RAW DATA:
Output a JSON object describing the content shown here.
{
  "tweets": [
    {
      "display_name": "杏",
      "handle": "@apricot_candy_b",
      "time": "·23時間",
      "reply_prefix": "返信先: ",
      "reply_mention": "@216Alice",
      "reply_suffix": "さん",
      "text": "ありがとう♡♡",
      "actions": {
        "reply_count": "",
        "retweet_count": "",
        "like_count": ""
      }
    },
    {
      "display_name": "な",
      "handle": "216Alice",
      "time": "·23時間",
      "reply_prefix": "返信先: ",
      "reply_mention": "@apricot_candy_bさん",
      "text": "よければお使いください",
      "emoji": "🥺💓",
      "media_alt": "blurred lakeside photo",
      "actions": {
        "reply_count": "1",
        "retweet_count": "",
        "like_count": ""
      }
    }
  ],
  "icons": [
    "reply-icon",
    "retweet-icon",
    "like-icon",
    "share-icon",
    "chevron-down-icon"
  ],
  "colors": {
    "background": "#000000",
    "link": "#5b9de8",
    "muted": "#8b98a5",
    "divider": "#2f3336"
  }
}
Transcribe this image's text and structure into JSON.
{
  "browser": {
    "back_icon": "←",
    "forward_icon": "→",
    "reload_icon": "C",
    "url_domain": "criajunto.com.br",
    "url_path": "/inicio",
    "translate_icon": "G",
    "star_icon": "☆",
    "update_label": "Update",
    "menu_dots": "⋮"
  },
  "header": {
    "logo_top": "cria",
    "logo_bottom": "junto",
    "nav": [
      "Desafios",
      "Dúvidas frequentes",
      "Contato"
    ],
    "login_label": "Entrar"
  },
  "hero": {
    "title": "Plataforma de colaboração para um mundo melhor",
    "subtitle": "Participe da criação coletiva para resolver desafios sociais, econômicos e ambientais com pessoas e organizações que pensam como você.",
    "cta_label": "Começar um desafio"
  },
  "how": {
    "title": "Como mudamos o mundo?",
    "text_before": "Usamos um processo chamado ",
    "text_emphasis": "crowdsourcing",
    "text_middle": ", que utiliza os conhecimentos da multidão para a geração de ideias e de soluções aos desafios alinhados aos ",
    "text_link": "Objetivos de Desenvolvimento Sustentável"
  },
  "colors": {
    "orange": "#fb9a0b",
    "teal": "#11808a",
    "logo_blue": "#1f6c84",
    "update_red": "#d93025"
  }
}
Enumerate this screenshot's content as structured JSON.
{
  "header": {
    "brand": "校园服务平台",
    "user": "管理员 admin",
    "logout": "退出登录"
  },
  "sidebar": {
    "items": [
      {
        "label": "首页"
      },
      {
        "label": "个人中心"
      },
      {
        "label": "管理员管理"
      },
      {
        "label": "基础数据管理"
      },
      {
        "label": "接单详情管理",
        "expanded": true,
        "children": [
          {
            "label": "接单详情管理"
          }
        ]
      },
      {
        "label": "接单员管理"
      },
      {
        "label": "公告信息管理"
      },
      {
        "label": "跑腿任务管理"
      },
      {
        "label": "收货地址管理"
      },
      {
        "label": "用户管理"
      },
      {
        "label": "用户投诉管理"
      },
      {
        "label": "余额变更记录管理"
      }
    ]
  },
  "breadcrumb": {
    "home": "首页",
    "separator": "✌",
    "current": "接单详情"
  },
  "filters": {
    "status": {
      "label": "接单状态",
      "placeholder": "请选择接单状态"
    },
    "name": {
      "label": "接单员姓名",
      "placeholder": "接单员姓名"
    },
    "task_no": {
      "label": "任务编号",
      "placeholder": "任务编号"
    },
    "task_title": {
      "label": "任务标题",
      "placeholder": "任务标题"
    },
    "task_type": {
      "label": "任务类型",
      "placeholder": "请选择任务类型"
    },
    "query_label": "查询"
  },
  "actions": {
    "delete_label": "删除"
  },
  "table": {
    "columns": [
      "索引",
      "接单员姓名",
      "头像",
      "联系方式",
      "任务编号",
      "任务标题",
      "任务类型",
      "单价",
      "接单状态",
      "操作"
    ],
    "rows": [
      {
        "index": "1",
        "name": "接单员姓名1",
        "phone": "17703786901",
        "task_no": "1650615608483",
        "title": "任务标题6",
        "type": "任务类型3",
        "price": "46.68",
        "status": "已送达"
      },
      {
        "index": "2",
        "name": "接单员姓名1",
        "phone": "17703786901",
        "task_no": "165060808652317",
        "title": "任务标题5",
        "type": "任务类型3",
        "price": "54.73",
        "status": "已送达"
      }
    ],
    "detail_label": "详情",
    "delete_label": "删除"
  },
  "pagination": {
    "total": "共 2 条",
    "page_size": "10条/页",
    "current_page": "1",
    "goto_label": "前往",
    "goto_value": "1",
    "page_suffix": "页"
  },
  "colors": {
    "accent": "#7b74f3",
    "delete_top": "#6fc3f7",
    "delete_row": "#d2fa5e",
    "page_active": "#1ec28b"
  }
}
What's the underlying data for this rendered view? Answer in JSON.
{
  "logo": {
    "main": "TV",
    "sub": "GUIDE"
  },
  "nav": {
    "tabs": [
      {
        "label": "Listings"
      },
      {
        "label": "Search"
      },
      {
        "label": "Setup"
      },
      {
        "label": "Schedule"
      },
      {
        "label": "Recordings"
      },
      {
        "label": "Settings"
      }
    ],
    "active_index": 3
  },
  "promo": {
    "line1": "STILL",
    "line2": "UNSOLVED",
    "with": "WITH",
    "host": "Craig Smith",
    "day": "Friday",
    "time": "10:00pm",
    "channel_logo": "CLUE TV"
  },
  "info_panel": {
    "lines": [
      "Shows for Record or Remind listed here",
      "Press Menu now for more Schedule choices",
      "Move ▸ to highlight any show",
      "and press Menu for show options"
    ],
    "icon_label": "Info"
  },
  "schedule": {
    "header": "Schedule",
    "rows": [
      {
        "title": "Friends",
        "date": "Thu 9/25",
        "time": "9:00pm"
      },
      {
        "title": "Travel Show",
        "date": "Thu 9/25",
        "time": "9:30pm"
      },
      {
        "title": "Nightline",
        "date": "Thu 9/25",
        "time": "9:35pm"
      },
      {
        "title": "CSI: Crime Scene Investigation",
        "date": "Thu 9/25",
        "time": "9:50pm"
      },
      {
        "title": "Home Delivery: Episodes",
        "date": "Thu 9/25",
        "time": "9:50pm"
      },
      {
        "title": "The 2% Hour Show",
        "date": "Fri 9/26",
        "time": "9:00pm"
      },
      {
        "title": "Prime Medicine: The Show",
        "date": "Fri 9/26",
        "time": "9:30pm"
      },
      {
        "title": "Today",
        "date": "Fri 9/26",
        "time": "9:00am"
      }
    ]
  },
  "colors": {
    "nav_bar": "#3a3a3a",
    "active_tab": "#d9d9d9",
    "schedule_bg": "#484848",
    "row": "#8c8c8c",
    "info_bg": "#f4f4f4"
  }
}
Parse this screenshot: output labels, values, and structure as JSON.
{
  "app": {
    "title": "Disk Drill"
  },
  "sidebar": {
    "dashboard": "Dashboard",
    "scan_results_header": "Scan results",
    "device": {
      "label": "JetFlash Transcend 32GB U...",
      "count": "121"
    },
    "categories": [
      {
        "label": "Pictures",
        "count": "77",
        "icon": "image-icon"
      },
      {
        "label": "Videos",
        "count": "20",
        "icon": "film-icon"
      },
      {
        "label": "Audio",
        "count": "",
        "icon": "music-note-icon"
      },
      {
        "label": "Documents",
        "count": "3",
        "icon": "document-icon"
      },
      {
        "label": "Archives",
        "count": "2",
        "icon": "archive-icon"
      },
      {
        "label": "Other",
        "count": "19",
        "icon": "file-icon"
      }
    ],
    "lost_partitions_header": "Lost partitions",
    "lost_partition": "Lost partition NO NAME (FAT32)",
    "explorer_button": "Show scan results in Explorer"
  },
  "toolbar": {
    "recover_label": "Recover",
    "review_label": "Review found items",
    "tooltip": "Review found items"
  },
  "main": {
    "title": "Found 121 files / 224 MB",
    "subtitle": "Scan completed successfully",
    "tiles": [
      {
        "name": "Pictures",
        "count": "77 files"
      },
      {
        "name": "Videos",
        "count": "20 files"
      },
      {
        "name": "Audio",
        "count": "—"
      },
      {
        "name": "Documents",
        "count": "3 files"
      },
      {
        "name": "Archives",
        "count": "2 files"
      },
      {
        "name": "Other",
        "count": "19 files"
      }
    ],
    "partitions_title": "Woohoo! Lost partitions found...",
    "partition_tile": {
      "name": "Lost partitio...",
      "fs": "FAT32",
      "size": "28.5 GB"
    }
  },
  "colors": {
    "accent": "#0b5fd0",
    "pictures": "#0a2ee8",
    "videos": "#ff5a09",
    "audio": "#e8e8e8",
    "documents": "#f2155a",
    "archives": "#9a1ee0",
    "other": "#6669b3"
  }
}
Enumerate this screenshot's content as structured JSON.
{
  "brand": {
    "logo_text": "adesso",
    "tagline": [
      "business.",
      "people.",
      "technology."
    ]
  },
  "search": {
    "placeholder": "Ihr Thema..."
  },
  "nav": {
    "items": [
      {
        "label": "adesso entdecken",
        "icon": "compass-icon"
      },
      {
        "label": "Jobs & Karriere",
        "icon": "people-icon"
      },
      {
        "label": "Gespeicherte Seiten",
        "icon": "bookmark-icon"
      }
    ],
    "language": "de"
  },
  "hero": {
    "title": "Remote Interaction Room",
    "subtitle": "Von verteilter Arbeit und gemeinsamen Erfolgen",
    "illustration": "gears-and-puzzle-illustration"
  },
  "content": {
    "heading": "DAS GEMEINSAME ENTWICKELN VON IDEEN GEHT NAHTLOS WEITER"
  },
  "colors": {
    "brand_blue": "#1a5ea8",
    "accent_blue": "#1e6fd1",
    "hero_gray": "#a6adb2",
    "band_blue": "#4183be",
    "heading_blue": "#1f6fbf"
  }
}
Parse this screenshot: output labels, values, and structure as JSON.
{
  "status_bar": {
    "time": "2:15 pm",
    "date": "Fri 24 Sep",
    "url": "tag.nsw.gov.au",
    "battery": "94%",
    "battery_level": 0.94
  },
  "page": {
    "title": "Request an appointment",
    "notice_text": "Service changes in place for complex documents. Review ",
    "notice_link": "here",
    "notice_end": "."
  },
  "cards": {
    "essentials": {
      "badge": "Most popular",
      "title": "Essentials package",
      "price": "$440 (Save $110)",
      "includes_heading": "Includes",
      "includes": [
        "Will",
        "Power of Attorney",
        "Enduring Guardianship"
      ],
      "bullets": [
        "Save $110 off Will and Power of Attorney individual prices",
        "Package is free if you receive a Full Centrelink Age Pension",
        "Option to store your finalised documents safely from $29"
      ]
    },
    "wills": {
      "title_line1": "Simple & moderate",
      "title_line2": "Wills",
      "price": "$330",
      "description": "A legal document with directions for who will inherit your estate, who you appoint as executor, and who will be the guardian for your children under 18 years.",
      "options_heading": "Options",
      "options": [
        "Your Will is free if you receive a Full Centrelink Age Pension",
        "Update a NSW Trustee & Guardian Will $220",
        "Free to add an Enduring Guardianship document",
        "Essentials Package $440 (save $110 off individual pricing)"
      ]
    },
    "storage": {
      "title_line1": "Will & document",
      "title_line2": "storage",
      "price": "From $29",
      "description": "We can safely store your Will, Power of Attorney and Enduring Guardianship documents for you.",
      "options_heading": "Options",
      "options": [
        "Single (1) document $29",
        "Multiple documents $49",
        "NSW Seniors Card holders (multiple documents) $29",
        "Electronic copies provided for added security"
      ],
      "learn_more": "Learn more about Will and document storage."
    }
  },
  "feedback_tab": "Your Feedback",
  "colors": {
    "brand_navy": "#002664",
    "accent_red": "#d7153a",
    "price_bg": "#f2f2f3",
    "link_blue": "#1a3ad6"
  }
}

WHAT THE TASK ASKS:
From the records above, pull out every line containing the word "Attorney".

OUTPUT BELOW:
        "Power of Attorney",
        "Save $110 off Will and Power of Attorney individual prices",
      "description": "We can safely store your Will, Power of Attorney and Enduring Guardianship documents for you.",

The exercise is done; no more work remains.